## START SUPPLIED MATERIAL

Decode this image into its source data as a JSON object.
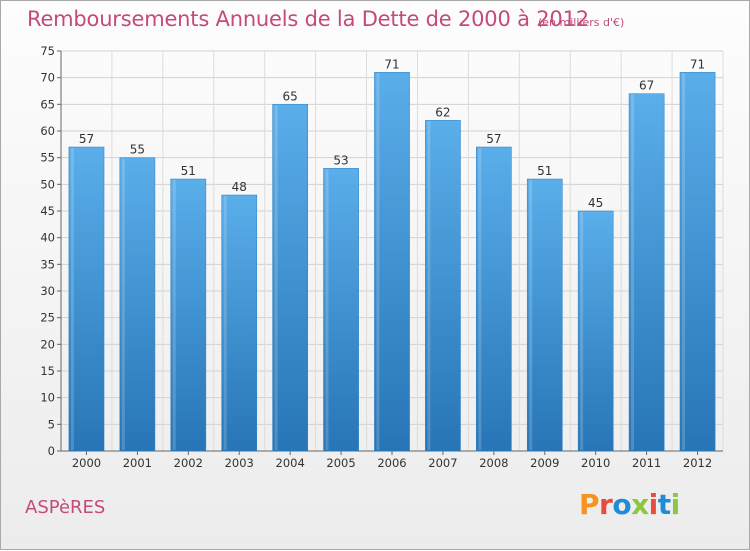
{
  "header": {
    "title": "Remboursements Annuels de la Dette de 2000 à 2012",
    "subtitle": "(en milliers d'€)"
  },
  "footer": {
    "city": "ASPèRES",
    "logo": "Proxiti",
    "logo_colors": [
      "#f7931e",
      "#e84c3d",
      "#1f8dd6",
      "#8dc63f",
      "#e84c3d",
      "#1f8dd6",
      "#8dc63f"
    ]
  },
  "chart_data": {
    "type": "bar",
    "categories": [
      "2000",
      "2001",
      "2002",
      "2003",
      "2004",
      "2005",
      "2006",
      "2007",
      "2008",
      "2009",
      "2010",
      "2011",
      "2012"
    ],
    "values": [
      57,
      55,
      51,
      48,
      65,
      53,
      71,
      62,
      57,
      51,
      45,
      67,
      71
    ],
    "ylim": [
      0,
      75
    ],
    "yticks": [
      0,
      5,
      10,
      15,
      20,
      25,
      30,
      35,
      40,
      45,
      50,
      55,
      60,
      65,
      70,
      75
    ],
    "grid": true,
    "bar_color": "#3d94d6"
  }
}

## END SUPPLIED MATERIAL

* **TASK REQUIREMENTS**: Restate the data above word for word. Do not include the images.

* **ANSWER**:
Decode this image into its source data as a JSON object.
{
  "header": {
    "title": "Remboursements Annuels de la Dette de 2000 à 2012",
    "subtitle": "(en milliers d'€)"
  },
  "footer": {
    "city": "ASPèRES",
    "logo": "Proxiti",
    "logo_colors": [
      "#f7931e",
      "#e84c3d",
      "#1f8dd6",
      "#8dc63f",
      "#e84c3d",
      "#1f8dd6",
      "#8dc63f"
    ]
  },
  "chart_data": {
    "type": "bar",
    "categories": [
      "2000",
      "2001",
      "2002",
      "2003",
      "2004",
      "2005",
      "2006",
      "2007",
      "2008",
      "2009",
      "2010",
      "2011",
      "2012"
    ],
    "values": [
      57,
      55,
      51,
      48,
      65,
      53,
      71,
      62,
      57,
      51,
      45,
      67,
      71
    ],
    "ylim": [
      0,
      75
    ],
    "yticks": [
      0,
      5,
      10,
      15,
      20,
      25,
      30,
      35,
      40,
      45,
      50,
      55,
      60,
      65,
      70,
      75
    ],
    "grid": true,
    "bar_color": "#3d94d6"
  }
}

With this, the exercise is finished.